TASK DESCRIPTION –
Return all of the entries exactly, with nothing added or left out.

Stored data entries:
· · · · ·

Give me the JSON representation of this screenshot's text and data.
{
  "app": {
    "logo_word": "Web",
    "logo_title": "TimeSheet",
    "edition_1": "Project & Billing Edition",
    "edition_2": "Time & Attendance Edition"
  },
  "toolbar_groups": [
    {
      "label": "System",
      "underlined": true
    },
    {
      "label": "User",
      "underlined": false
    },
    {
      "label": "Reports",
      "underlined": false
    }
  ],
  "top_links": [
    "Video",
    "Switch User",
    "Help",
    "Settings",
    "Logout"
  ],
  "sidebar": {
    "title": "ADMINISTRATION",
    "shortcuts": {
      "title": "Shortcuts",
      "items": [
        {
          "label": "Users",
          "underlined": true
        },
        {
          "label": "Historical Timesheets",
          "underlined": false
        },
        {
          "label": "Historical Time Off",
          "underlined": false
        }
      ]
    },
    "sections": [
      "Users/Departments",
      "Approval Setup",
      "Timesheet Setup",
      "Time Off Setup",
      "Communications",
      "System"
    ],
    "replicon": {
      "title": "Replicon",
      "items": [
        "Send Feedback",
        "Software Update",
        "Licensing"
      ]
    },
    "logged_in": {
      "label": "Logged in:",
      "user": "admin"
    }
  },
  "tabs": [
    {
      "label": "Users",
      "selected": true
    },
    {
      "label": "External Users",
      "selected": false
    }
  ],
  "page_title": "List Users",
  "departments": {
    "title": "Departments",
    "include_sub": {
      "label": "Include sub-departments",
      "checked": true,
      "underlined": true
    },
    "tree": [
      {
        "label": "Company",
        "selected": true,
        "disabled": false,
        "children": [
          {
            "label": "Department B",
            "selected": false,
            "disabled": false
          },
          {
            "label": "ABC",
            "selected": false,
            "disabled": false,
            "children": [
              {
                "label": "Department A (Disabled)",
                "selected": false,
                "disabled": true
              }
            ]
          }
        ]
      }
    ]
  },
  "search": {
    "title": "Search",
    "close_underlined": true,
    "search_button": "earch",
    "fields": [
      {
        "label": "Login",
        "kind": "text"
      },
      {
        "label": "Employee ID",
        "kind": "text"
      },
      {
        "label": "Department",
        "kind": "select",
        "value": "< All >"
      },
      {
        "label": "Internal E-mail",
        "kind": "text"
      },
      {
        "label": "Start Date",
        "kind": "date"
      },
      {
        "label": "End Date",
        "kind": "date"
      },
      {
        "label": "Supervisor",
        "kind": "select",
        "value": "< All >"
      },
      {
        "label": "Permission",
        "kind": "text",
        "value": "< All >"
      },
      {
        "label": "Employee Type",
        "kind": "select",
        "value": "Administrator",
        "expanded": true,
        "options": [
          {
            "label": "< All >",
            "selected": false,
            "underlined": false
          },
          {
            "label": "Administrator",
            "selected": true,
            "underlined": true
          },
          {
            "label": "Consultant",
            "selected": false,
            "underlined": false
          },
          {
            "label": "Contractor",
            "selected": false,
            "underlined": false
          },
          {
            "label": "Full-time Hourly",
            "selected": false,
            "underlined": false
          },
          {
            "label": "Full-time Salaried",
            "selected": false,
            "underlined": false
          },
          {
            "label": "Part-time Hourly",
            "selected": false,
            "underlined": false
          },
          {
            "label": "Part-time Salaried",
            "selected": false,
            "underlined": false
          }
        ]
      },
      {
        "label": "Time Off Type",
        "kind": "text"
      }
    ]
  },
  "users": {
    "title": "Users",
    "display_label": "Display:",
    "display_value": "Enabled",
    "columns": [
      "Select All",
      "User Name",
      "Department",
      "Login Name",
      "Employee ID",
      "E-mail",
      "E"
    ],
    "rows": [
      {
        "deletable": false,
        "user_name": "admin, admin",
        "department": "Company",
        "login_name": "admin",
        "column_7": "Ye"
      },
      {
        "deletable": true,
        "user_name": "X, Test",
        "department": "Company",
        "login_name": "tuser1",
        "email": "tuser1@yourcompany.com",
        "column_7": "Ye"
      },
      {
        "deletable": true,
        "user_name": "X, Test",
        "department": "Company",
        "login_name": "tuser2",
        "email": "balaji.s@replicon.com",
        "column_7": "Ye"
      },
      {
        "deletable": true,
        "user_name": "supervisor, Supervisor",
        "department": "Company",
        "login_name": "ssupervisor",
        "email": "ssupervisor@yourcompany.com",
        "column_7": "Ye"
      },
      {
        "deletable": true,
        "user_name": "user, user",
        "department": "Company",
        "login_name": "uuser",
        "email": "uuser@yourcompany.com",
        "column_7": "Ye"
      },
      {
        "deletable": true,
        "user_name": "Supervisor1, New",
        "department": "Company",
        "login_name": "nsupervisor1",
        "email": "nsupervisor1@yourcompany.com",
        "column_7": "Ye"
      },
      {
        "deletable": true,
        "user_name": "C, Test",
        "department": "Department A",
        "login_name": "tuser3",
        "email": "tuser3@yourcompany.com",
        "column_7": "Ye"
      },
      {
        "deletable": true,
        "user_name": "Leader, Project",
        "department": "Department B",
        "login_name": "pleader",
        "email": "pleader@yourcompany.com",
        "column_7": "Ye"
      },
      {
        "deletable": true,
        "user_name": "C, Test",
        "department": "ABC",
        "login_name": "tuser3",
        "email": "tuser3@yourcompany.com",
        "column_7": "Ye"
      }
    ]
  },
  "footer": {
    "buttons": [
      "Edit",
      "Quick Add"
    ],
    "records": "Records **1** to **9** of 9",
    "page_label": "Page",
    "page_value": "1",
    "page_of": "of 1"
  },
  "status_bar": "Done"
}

· · · · ·

OUTPUT BELOW –
Give me the JSON representation of this screenshot's text and data.
{
  "app": {
    "logo_word": "Web",
    "logo_title": "TimeSheet",
    "edition_1": "Project & Billing Edition",
    "edition_2": "Time & Attendance Edition"
  },
  "toolbar_groups": [
    {
      "label": "System",
      "underlined": true
    },
    {
      "label": "User",
      "underlined": false
    },
    {
      "label": "Reports",
      "underlined": false
    }
  ],
  "top_links": [
    "Video",
    "Switch User",
    "Help",
    "Settings",
    "Logout"
  ],
  "sidebar": {
    "title": "ADMINISTRATION",
    "shortcuts": {
      "title": "Shortcuts",
      "items": [
        {
          "label": "Users",
          "underlined": true
        },
        {
          "label": "Historical Timesheets",
          "underlined": false
        },
        {
          "label": "Historical Time Off",
          "underlined": false
        }
      ]
    },
    "sections": [
      "Users/Departments",
      "Approval Setup",
      "Timesheet Setup",
      "Time Off Setup",
      "Communications",
      "System"
    ],
    "replicon": {
      "title": "Replicon",
      "items": [
        "Send Feedback",
        "Software Update",
        "Licensing"
      ]
    },
    "logged_in": {
      "label": "Logged in:",
      "user": "admin"
    }
  },
  "tabs": [
    {
      "label": "Users",
      "selected": true
    },
    {
      "label": "External Users",
      "selected": false
    }
  ],
  "page_title": "List Users",
  "departments": {
    "title": "Departments",
    "include_sub": {
      "label": "Include sub-departments",
      "checked": true,
      "underlined": true
    },
    "tree": [
      {
        "label": "Company",
        "selected": true,
        "disabled": false,
        "children": [
          {
            "label": "Department B",
            "selected": false,
            "disabled": false
          },
          {
            "label": "ABC",
            "selected": false,
            "disabled": false,
            "children": [
              {
                "label": "Department A (Disabled)",
                "selected": false,
                "disabled": true
              }
            ]
          }
        ]
      }
    ]
  },
  "search": {
    "title": "Search",
    "close_underlined": true,
    "search_button": "earch",
    "fields": [
      {
        "label": "Login",
        "kind": "text"
      },
      {
        "label": "Employee ID",
        "kind": "text"
      },
      {
        "label": "Department",
        "kind": "select",
        "value": "< All >"
      },
      {
        "label": "Internal E-mail",
        "kind": "text"
      },
      {
        "label": "Start Date",
        "kind": "date"
      },
      {
        "label": "End Date",
        "kind": "date"
      },
      {
        "label": "Supervisor",
        "kind": "select",
        "value": "< All >"
      },
      {
        "label": "Permission",
        "kind": "text",
        "value": "< All >"
      },
      {
        "label": "Employee Type",
        "kind": "select",
        "value": "Administrator",
        "expanded": true,
        "options": [
          {
            "label": "< All >",
            "selected": false,
            "underlined": false
          },
          {
            "label": "Administrator",
            "selected": true,
            "underlined": true
          },
          {
            "label": "Consultant",
            "selected": false,
            "underlined": false
          },
          {
            "label": "Contractor",
            "selected": false,
            "underlined": false
          },
          {
            "label": "Full-time Hourly",
            "selected": false,
            "underlined": false
          },
          {
            "label": "Full-time Salaried",
            "selected": false,
            "underlined": false
          },
          {
            "label": "Part-time Hourly",
            "selected": false,
            "underlined": false
          },
          {
            "label": "Part-time Salaried",
            "selected": false,
            "underlined": false
          }
        ]
      },
      {
        "label": "Time Off Type",
        "kind": "text"
      }
    ]
  },
  "users": {
    "title": "Users",
    "display_label": "Display:",
    "display_value": "Enabled",
    "columns": [
      "Select All",
      "User Name",
      "Department",
      "Login Name",
      "Employee ID",
      "E-mail",
      "E"
    ],
    "rows": [
      {
        "deletable": false,
        "user_name": "admin, admin",
        "department": "Company",
        "login_name": "admin",
        "column_7": "Ye"
      },
      {
        "deletable": true,
        "user_name": "X, Test",
        "department": "Company",
        "login_name": "tuser1",
        "email": "tuser1@yourcompany.com",
        "column_7": "Ye"
      },
      {
        "deletable": true,
        "user_name": "X, Test",
        "department": "Company",
        "login_name": "tuser2",
        "email": "balaji.s@replicon.com",
        "column_7": "Ye"
      },
      {
        "deletable": true,
        "user_name": "supervisor, Supervisor",
        "department": "Company",
        "login_name": "ssupervisor",
        "email": "ssupervisor@yourcompany.com",
        "column_7": "Ye"
      },
      {
        "deletable": true,
        "user_name": "user, user",
        "department": "Company",
        "login_name": "uuser",
        "email": "uuser@yourcompany.com",
        "column_7": "Ye"
      },
      {
        "deletable": true,
        "user_name": "Supervisor1, New",
        "department": "Company",
        "login_name": "nsupervisor1",
        "email": "nsupervisor1@yourcompany.com",
        "column_7": "Ye"
      },
      {
        "deletable": true,
        "user_name": "C, Test",
        "department": "Department A",
        "login_name": "tuser3",
        "email": "tuser3@yourcompany.com",
        "column_7": "Ye"
      },
      {
        "deletable": true,
        "user_name": "Leader, Project",
        "department": "Department B",
        "login_name": "pleader",
        "email": "pleader@yourcompany.com",
        "column_7": "Ye"
      },
      {
        "deletable": true,
        "user_name": "C, Test",
        "department": "ABC",
        "login_name": "tuser3",
        "email": "tuser3@yourcompany.com",
        "column_7": "Ye"
      }
    ]
  },
  "footer": {
    "buttons": [
      "Edit",
      "Quick Add"
    ],
    "records": "Records **1** to **9** of 9",
    "page_label": "Page",
    "page_value": "1",
    "page_of": "of 1"
  },
  "status_bar": "Done"
}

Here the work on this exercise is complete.